• _TASK TO COMPLETE_
Return all lines with the word "听完每段对话后" in them.

------

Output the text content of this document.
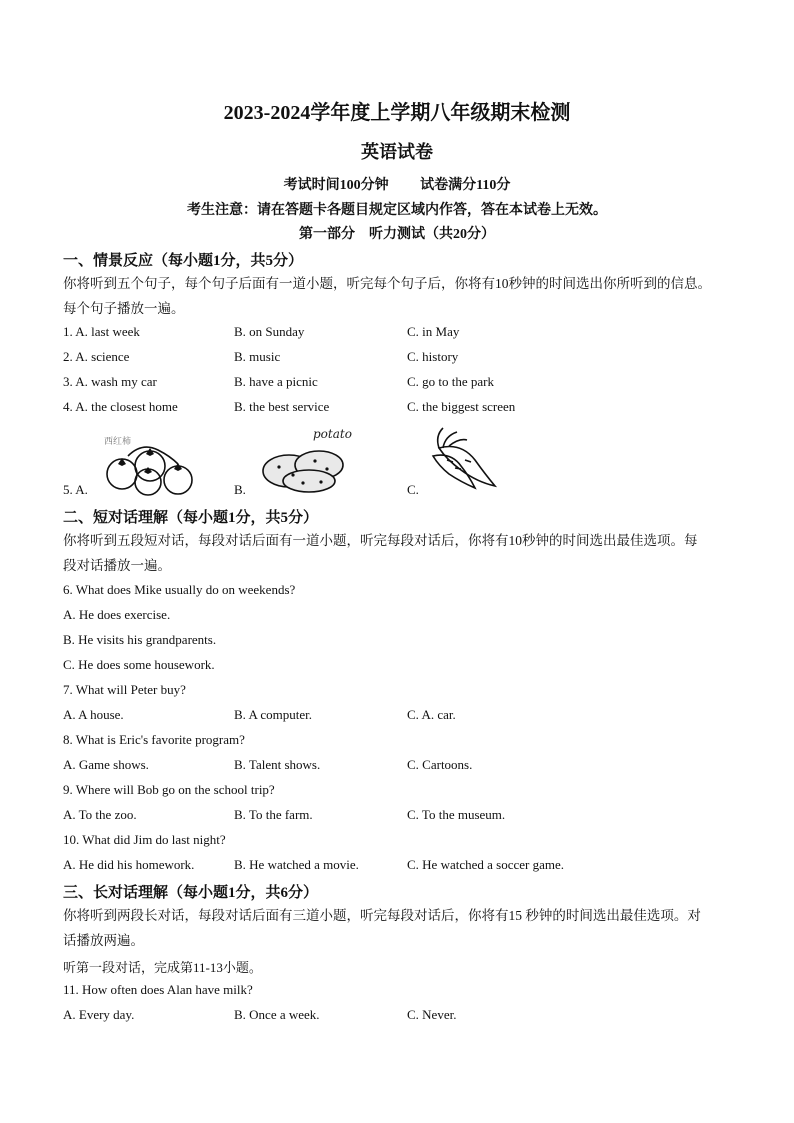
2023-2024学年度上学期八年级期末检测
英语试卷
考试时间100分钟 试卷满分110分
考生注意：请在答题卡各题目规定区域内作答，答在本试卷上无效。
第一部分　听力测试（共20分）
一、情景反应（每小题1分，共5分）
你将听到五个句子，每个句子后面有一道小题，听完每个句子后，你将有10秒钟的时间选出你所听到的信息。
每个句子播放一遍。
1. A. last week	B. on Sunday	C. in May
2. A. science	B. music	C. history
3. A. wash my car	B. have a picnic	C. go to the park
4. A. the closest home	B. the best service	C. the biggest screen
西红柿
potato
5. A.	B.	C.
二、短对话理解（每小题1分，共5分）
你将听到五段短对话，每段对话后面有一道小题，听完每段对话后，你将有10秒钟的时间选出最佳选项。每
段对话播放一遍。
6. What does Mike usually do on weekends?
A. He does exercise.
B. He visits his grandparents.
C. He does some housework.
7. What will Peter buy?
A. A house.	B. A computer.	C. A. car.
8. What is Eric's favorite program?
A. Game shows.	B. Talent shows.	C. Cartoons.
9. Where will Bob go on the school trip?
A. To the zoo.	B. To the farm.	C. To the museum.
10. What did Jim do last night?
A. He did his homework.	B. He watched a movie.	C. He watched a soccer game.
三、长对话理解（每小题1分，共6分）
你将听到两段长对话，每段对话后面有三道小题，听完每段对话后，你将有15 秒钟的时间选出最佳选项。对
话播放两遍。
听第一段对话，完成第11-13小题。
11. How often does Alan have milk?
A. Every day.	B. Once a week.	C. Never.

------

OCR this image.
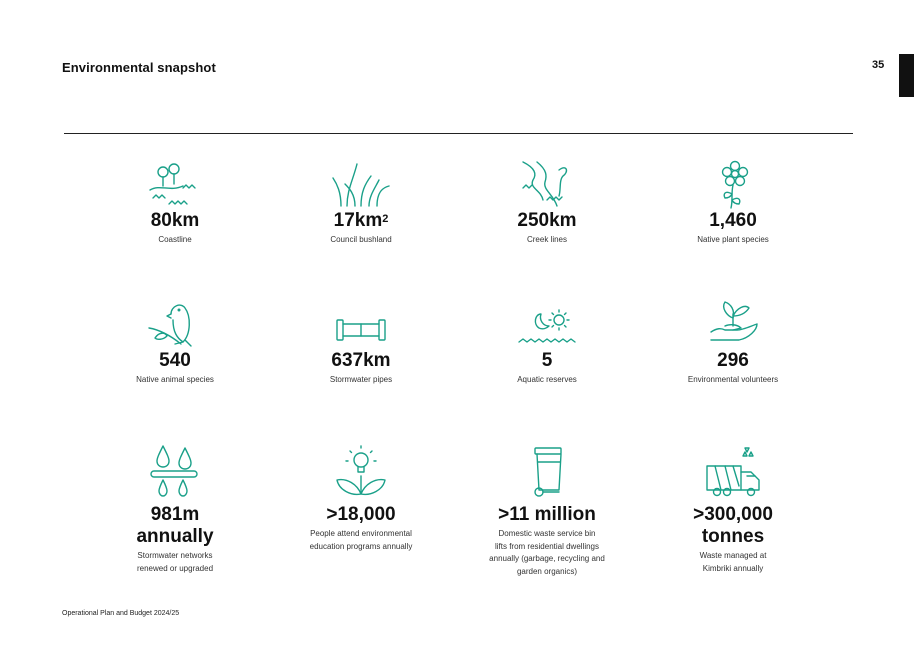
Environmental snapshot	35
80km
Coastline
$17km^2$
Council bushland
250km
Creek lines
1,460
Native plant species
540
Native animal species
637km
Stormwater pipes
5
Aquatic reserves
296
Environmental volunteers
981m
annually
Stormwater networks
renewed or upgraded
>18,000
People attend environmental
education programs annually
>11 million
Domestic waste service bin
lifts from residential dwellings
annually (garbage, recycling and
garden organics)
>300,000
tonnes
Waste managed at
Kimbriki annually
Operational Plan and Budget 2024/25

------

• _RESPONSE TO THE TASK_
你将听到五段短对话，每段对话后面有一道小题，听完每段对话后，你将有10秒钟的时间选出最佳选项。每
你将听到两段长对话，每段对话后面有三道小题，听完每段对话后，你将有15 秒钟的时间选出最佳选项。对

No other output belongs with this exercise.